:: WHAT IS ASKED ::
Where a line contains the string "title", copy that line.

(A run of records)

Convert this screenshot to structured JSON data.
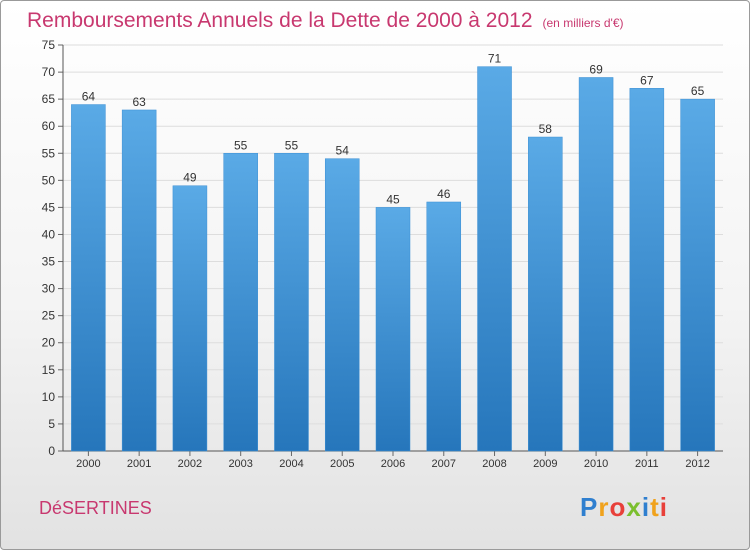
{
  "header": {
    "title": "Remboursements Annuels de la Dette de 2000 à 2012",
    "unit": "(en milliers d'€)"
  },
  "commune": "DéSERTINES",
  "logo": {
    "text": [
      "P",
      "r",
      "o",
      "x",
      "i",
      "t",
      "i"
    ]
  },
  "colors": {
    "title": "#c8386f",
    "bar_top": "#5aaae6",
    "bar_bottom": "#2676bb",
    "grid": "#dddddd"
  },
  "chart_data": {
    "type": "bar",
    "categories": [
      "2000",
      "2001",
      "2002",
      "2003",
      "2004",
      "2005",
      "2006",
      "2007",
      "2008",
      "2009",
      "2010",
      "2011",
      "2012"
    ],
    "values": [
      64,
      63,
      49,
      55,
      55,
      54,
      45,
      46,
      71,
      58,
      69,
      67,
      65
    ],
    "ylim": [
      0,
      75
    ],
    "yticks": [
      "0",
      "5",
      "10",
      "15",
      "20",
      "25",
      "30",
      "35",
      "40",
      "45",
      "50",
      "55",
      "60",
      "65",
      "70",
      "75"
    ],
    "grid": true,
    "data_labels": true
  }
}
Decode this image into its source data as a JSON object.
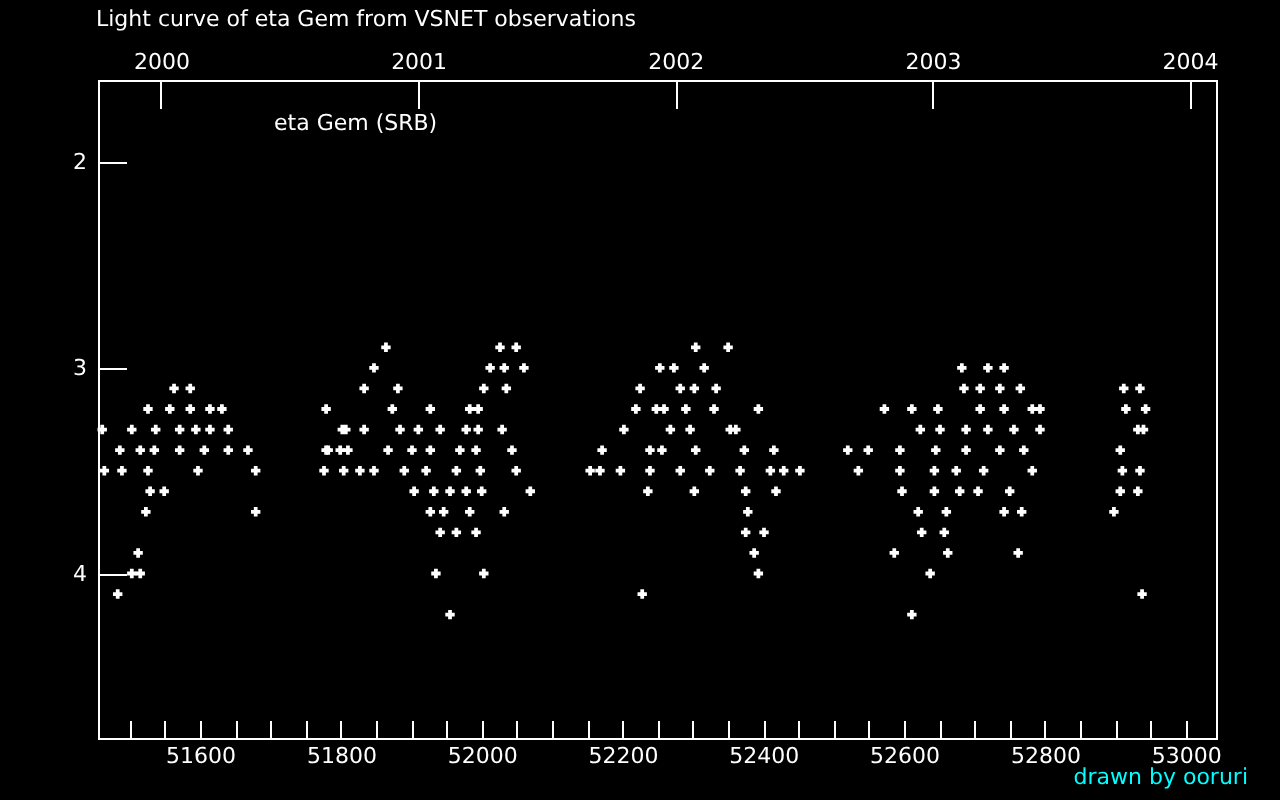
{
  "chart_data": {
    "type": "scatter",
    "title": "Light curve of eta Gem from VSNET observations",
    "annotations": [
      "eta Gem (SRB)",
      "drawn by ooruri"
    ],
    "marker": "cross",
    "xlim": [
      51455,
      53043
    ],
    "ylim": [
      4.8,
      1.6
    ],
    "yticks": [
      2,
      3,
      4
    ],
    "xticks": [
      {
        "value": 51500,
        "label": null
      },
      {
        "value": 51550,
        "label": null
      },
      51600,
      {
        "value": 51650,
        "label": null
      },
      {
        "value": 51700,
        "label": null
      },
      {
        "value": 51750,
        "label": null
      },
      51800,
      {
        "value": 51850,
        "label": null
      },
      {
        "value": 51900,
        "label": null
      },
      {
        "value": 51950,
        "label": null
      },
      52000,
      {
        "value": 52050,
        "label": null
      },
      {
        "value": 52100,
        "label": null
      },
      {
        "value": 52150,
        "label": null
      },
      52200,
      {
        "value": 52250,
        "label": null
      },
      {
        "value": 52300,
        "label": null
      },
      {
        "value": 52350,
        "label": null
      },
      52400,
      {
        "value": 52450,
        "label": null
      },
      {
        "value": 52500,
        "label": null
      },
      {
        "value": 52550,
        "label": null
      },
      52600,
      {
        "value": 52650,
        "label": null
      },
      {
        "value": 52700,
        "label": null
      },
      {
        "value": 52750,
        "label": null
      },
      52800,
      {
        "value": 52850,
        "label": null
      },
      {
        "value": 52900,
        "label": null
      },
      {
        "value": 52950,
        "label": null
      },
      53000
    ],
    "x2lim": [
      1999.755,
      2004.103
    ],
    "x2ticks": [
      2000,
      2001,
      2002,
      2003,
      2004
    ],
    "series": [
      {
        "color": "#ffffff",
        "x": [
          51563,
          51586,
          51833,
          51864,
          51847,
          51526,
          51557,
          51586,
          51614,
          51631,
          51873,
          51461,
          51503,
          51537,
          51571,
          51594,
          51614,
          51640,
          51802,
          51833,
          51486,
          51515,
          51535,
          51571,
          51606,
          51640,
          51668,
          51782,
          51799,
          51867,
          51464,
          51489,
          51526,
          51597,
          51679,
          51776,
          51827,
          51847,
          51529,
          51549,
          51523,
          51679,
          51512,
          51503,
          51515,
          51483,
          52026,
          52049,
          52012,
          52032,
          52060,
          51881,
          52003,
          52035,
          51779,
          51927,
          51983,
          51995,
          51807,
          51884,
          51910,
          51941,
          51978,
          51995,
          52029,
          51779,
          51810,
          51901,
          51927,
          51969,
          51992,
          52043,
          51804,
          51890,
          51921,
          51964,
          51998,
          52049,
          51904,
          51932,
          51955,
          51978,
          52000,
          52069,
          51927,
          51946,
          51983,
          52032,
          51941,
          51964,
          51992,
          51935,
          52003,
          51955,
          52304,
          52350,
          52253,
          52273,
          52316,
          52225,
          52282,
          52302,
          52333,
          52219,
          52248,
          52259,
          52290,
          52330,
          52393,
          52202,
          52268,
          52296,
          52353,
          52361,
          52171,
          52239,
          52256,
          52304,
          52373,
          52415,
          52154,
          52168,
          52197,
          52239,
          52282,
          52324,
          52367,
          52410,
          52429,
          52452,
          52236,
          52302,
          52375,
          52418,
          52378,
          52375,
          52401,
          52387,
          52393,
          52228,
          52682,
          52719,
          52742,
          52685,
          52708,
          52736,
          52765,
          52912,
          52935,
          52572,
          52611,
          52648,
          52708,
          52742,
          52782,
          52793,
          52915,
          52943,
          52623,
          52651,
          52688,
          52719,
          52756,
          52793,
          52932,
          52940,
          52520,
          52549,
          52594,
          52645,
          52688,
          52736,
          52770,
          52907,
          52535,
          52594,
          52643,
          52674,
          52713,
          52782,
          52910,
          52935,
          52597,
          52643,
          52679,
          52705,
          52750,
          52907,
          52932,
          52620,
          52660,
          52742,
          52767,
          52898,
          52625,
          52657,
          52586,
          52662,
          52762,
          52637,
          52938,
          52611
        ],
        "values": [
          3.1,
          3.1,
          3.1,
          2.9,
          3.0,
          3.2,
          3.2,
          3.2,
          3.2,
          3.2,
          3.2,
          3.3,
          3.3,
          3.3,
          3.3,
          3.3,
          3.3,
          3.3,
          3.3,
          3.3,
          3.4,
          3.4,
          3.4,
          3.4,
          3.4,
          3.4,
          3.4,
          3.4,
          3.4,
          3.4,
          3.5,
          3.5,
          3.5,
          3.5,
          3.5,
          3.5,
          3.5,
          3.5,
          3.6,
          3.6,
          3.7,
          3.7,
          3.9,
          4.0,
          4.0,
          4.1,
          2.9,
          2.9,
          3.0,
          3.0,
          3.0,
          3.1,
          3.1,
          3.1,
          3.2,
          3.2,
          3.2,
          3.2,
          3.3,
          3.3,
          3.3,
          3.3,
          3.3,
          3.3,
          3.3,
          3.4,
          3.4,
          3.4,
          3.4,
          3.4,
          3.4,
          3.4,
          3.5,
          3.5,
          3.5,
          3.5,
          3.5,
          3.5,
          3.6,
          3.6,
          3.6,
          3.6,
          3.6,
          3.6,
          3.7,
          3.7,
          3.7,
          3.7,
          3.8,
          3.8,
          3.8,
          4.0,
          4.0,
          4.2,
          2.9,
          2.9,
          3.0,
          3.0,
          3.0,
          3.1,
          3.1,
          3.1,
          3.1,
          3.2,
          3.2,
          3.2,
          3.2,
          3.2,
          3.2,
          3.3,
          3.3,
          3.3,
          3.3,
          3.3,
          3.4,
          3.4,
          3.4,
          3.4,
          3.4,
          3.4,
          3.5,
          3.5,
          3.5,
          3.5,
          3.5,
          3.5,
          3.5,
          3.5,
          3.5,
          3.5,
          3.6,
          3.6,
          3.6,
          3.6,
          3.7,
          3.8,
          3.8,
          3.9,
          4.0,
          4.1,
          3.0,
          3.0,
          3.0,
          3.1,
          3.1,
          3.1,
          3.1,
          3.1,
          3.1,
          3.2,
          3.2,
          3.2,
          3.2,
          3.2,
          3.2,
          3.2,
          3.2,
          3.2,
          3.3,
          3.3,
          3.3,
          3.3,
          3.3,
          3.3,
          3.3,
          3.3,
          3.4,
          3.4,
          3.4,
          3.4,
          3.4,
          3.4,
          3.4,
          3.4,
          3.5,
          3.5,
          3.5,
          3.5,
          3.5,
          3.5,
          3.5,
          3.5,
          3.6,
          3.6,
          3.6,
          3.6,
          3.6,
          3.6,
          3.6,
          3.7,
          3.7,
          3.7,
          3.7,
          3.7,
          3.8,
          3.8,
          3.9,
          3.9,
          3.9,
          4.0,
          4.1,
          4.2
        ]
      }
    ]
  }
}
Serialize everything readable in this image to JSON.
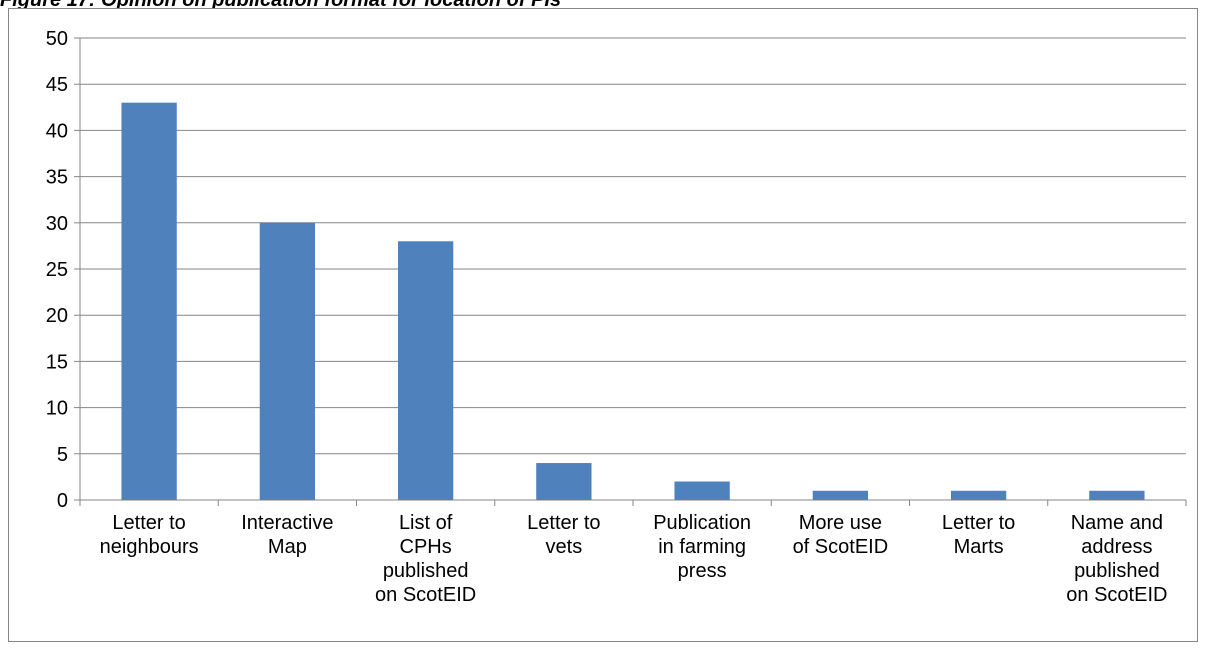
{
  "caption": "Figure 17: Opinion on publication format for location of PIs",
  "colors": {
    "bar": "#4F81BD",
    "grid": "#868686",
    "axis": "#868686"
  },
  "chart_data": {
    "type": "bar",
    "title": "",
    "xlabel": "",
    "ylabel": "",
    "ylim": [
      0,
      50
    ],
    "yticks": [
      0,
      5,
      10,
      15,
      20,
      25,
      30,
      35,
      40,
      45,
      50
    ],
    "grid": true,
    "legend": "none",
    "categories": [
      [
        "Letter to",
        "neighbours"
      ],
      [
        "Interactive",
        "Map"
      ],
      [
        "List of",
        "CPHs",
        "published",
        "on ScotEID"
      ],
      [
        "Letter to",
        "vets"
      ],
      [
        "Publication",
        "in farming",
        "press"
      ],
      [
        "More use",
        "of ScotEID"
      ],
      [
        "Letter to",
        "Marts"
      ],
      [
        "Name and",
        "address",
        "published",
        "on ScotEID"
      ]
    ],
    "values": [
      43,
      30,
      28,
      4,
      2,
      1,
      1,
      1
    ]
  }
}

:: OUTPUT FOR THIS TASK ::
    "title": "Remboursements Annuels de la Dette de 2000 à 2012",
    "title": "#c8386f",
    "title": "Light curve of eta Gem from VSNET observations",
    "title": "",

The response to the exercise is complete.